** WORK TO BE COMPLETED **
Copy out the items unchanged, from the line containing "y-tick-label: 400 xyxy=(46,282,72,294)" through the line containing "Segment this chart: for", and nothing else.

** PROVIDED ENTRIES **
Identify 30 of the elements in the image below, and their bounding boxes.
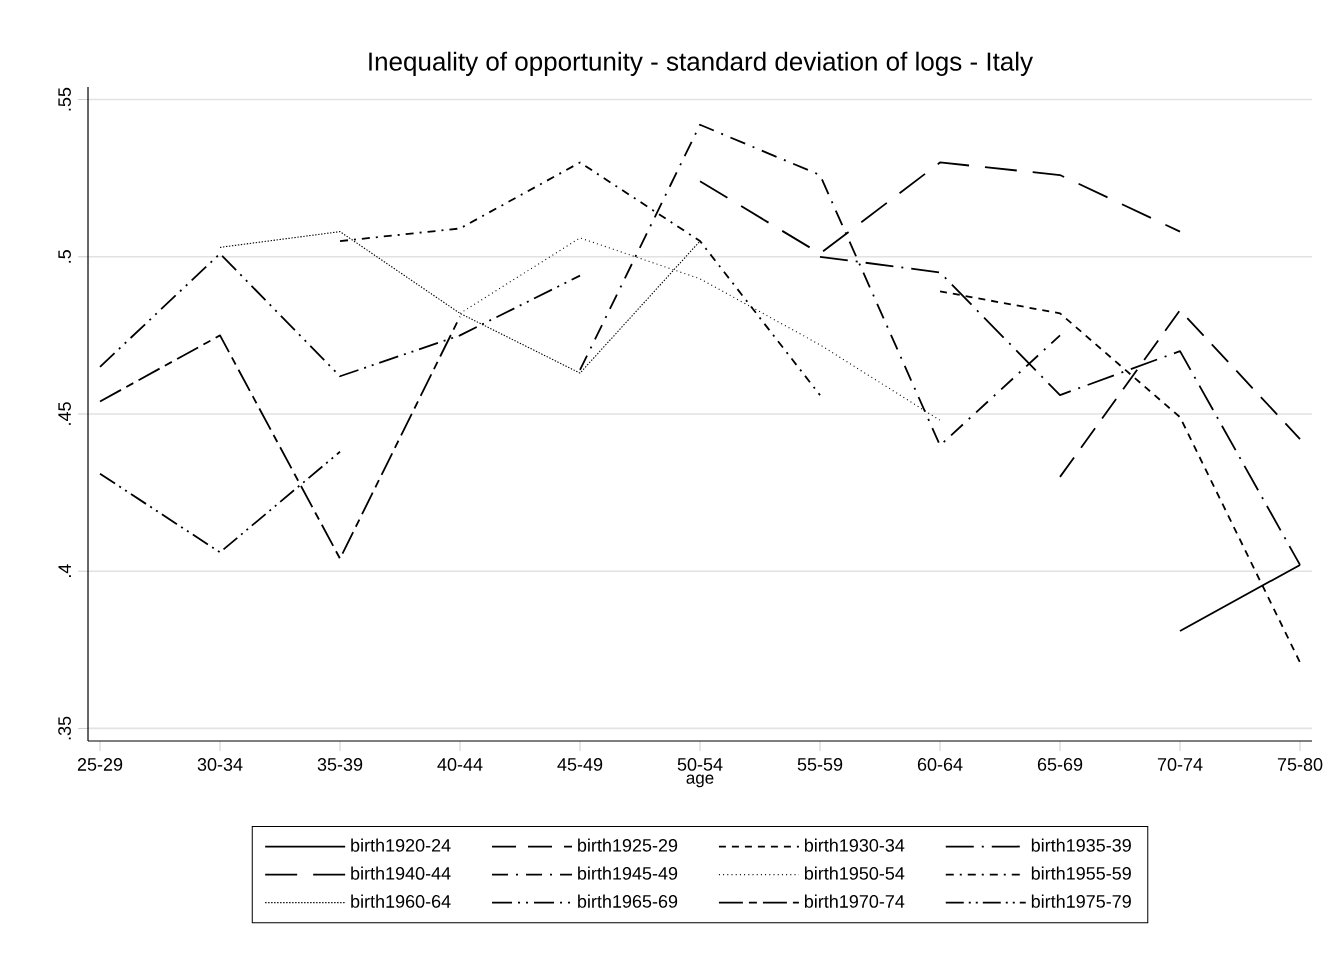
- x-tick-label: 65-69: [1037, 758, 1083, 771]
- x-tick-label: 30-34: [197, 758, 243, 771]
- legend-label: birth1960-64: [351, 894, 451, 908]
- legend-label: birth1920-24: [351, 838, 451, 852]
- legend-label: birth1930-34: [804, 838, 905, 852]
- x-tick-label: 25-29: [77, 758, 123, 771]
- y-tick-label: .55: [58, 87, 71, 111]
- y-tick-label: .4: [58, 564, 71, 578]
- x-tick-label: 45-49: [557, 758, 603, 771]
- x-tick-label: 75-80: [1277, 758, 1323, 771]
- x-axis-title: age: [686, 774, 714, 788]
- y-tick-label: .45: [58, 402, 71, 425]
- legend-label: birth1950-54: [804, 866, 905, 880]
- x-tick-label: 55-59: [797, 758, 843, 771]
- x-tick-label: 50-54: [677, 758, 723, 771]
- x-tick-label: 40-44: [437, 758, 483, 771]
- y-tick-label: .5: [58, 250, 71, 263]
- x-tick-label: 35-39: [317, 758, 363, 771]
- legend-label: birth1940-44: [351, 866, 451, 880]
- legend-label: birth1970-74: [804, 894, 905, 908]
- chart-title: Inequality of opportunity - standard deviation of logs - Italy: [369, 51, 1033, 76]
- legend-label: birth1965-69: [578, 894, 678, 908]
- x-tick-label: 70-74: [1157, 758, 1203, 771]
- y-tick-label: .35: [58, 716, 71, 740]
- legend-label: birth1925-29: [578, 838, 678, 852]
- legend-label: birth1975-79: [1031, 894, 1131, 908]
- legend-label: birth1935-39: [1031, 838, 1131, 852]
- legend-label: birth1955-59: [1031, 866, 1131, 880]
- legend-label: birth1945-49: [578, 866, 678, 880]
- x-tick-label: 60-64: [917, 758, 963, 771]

...

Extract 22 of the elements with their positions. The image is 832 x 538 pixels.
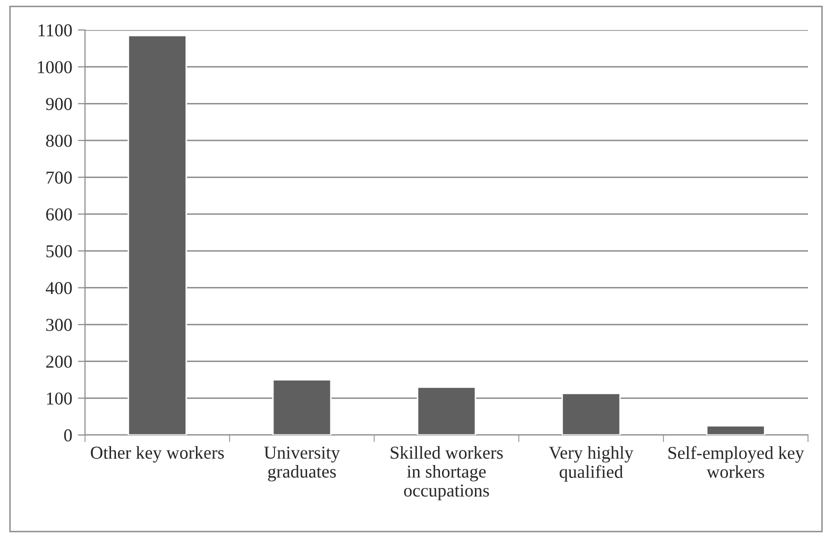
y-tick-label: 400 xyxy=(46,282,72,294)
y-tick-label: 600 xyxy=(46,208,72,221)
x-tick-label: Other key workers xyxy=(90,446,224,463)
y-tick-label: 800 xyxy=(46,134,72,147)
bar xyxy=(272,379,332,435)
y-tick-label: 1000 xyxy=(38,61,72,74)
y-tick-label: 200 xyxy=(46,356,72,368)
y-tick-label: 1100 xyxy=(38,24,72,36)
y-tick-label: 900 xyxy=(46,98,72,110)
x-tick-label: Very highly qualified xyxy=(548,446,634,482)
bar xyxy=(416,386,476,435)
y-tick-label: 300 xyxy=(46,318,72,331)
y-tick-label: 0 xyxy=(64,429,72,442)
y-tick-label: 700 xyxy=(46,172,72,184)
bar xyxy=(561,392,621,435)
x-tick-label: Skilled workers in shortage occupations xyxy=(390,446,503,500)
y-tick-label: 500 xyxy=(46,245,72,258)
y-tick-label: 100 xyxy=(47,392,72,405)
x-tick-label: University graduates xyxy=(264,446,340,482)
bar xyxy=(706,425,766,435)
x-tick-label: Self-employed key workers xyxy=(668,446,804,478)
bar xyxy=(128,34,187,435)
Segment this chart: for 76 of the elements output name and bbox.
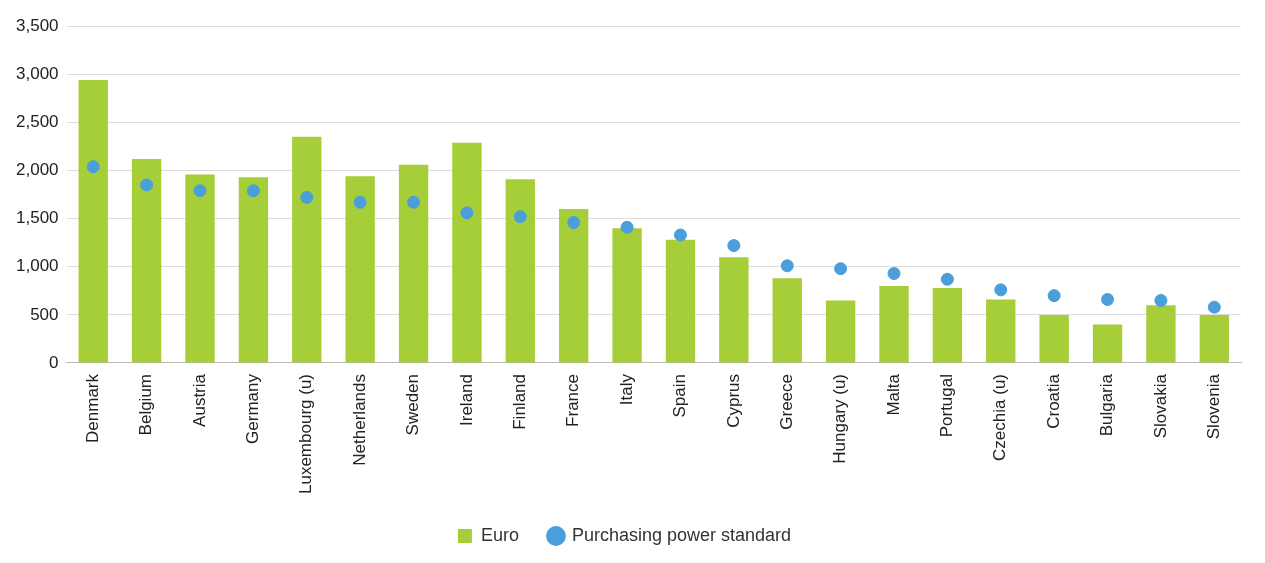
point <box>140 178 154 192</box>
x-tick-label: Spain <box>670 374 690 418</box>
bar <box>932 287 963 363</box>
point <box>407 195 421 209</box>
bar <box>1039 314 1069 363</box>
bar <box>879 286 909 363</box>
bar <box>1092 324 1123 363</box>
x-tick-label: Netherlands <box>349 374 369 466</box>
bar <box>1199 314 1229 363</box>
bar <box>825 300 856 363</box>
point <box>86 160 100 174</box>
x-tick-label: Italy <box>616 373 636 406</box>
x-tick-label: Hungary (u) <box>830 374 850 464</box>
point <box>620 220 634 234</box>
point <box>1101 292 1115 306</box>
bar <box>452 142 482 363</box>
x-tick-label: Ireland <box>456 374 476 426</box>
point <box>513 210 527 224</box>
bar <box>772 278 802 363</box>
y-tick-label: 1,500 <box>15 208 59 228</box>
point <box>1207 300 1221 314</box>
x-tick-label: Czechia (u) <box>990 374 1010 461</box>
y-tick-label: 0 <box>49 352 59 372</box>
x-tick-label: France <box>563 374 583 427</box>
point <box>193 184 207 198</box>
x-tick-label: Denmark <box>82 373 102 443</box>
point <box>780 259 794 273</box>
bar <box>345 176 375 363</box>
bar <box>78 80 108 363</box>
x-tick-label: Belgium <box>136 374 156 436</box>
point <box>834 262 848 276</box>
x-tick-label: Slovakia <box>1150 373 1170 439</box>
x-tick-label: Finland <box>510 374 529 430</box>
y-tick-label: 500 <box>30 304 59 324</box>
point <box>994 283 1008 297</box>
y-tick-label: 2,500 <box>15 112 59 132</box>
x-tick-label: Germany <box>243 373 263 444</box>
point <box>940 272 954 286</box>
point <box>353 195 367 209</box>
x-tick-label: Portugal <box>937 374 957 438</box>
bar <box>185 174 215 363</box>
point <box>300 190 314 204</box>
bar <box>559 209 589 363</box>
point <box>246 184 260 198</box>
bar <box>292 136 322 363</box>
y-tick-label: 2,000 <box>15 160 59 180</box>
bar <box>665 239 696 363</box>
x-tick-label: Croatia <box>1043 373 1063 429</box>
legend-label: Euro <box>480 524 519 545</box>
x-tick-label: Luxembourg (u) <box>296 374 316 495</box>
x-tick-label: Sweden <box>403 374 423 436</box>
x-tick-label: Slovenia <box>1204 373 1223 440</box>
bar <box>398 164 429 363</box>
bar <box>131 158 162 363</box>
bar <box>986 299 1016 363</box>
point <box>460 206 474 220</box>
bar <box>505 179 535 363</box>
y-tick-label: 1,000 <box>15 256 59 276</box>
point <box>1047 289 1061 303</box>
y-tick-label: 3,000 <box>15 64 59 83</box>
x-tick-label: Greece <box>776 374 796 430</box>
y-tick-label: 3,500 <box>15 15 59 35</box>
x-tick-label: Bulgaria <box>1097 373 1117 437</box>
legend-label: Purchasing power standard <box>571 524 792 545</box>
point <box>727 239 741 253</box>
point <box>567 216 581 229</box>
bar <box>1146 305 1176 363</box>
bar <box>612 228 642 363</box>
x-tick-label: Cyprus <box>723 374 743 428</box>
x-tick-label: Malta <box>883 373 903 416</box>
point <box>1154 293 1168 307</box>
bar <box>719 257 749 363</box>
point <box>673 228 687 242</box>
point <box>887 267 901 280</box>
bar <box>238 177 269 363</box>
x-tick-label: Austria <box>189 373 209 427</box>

** FINAL ANSWER **
y-tick-label: 400 xyxy=(46,282,72,294)
y-tick-label: 600 xyxy=(46,208,72,221)
x-tick-label: Other key workers xyxy=(90,446,224,463)
y-tick-label: 800 xyxy=(46,134,72,147)
bar xyxy=(272,379,332,435)
y-tick-label: 1000 xyxy=(38,61,72,74)
y-tick-label: 200 xyxy=(46,356,72,368)
y-tick-label: 1100 xyxy=(38,24,72,36)
y-tick-label: 900 xyxy=(46,98,72,110)
x-tick-label: Very highly qualified xyxy=(548,446,634,482)
bar xyxy=(416,386,476,435)
y-tick-label: 300 xyxy=(46,318,72,331)
y-tick-label: 0 xyxy=(64,429,72,442)
y-tick-label: 700 xyxy=(46,172,72,184)
bar xyxy=(561,392,621,435)
x-tick-label: Skilled workers in shortage occupations xyxy=(390,446,503,500)
y-tick-label: 500 xyxy=(46,245,72,258)
y-tick-label: 100 xyxy=(47,392,72,405)
x-tick-label: University graduates xyxy=(264,446,340,482)
bar xyxy=(706,425,766,435)
x-tick-label: Self-employed key workers xyxy=(668,446,804,478)
bar xyxy=(128,34,187,435)
Segment this chart: for 76 of the elements output name and bbox.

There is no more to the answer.